### [GIVEN PROBLEM]
Search the material for the string "color" and copy each line where it occurs.

:: DATA PROVIDED ::

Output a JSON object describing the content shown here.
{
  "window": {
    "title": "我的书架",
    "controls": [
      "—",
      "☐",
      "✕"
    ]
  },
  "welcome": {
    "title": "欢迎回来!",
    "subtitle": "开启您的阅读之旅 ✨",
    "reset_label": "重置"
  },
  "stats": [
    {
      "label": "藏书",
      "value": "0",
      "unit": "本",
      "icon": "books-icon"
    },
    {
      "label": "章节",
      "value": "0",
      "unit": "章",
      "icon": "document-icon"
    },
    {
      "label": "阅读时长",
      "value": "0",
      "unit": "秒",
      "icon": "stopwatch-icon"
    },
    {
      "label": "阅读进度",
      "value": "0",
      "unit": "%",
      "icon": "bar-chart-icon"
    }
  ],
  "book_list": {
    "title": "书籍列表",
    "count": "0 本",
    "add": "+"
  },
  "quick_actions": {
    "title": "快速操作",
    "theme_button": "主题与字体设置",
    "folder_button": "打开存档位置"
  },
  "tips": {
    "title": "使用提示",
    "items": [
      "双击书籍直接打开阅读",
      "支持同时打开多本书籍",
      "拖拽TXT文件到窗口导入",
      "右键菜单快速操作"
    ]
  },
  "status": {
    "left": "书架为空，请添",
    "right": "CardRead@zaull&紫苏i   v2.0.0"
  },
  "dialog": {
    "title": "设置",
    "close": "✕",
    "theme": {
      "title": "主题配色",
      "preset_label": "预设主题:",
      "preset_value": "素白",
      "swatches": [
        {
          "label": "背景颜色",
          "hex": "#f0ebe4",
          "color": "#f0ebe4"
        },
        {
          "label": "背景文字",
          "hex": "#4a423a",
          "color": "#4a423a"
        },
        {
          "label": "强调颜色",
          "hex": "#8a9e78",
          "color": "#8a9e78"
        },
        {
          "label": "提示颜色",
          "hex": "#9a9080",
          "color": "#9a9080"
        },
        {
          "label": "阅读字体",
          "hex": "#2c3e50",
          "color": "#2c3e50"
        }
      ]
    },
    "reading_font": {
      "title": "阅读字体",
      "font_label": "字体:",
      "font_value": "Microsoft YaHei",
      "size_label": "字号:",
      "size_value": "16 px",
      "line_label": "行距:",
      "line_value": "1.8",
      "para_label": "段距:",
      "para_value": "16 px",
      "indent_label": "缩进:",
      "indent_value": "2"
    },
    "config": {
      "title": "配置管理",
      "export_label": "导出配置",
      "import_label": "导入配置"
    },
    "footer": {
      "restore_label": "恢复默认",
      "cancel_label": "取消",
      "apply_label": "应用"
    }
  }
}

:::

### [EXERCISE RESPONSE]
          "color": "#f0ebe4"
          "color": "#4a423a"
          "color": "#8a9e78"
          "color": "#9a9080"
          "color": "#2c3e50"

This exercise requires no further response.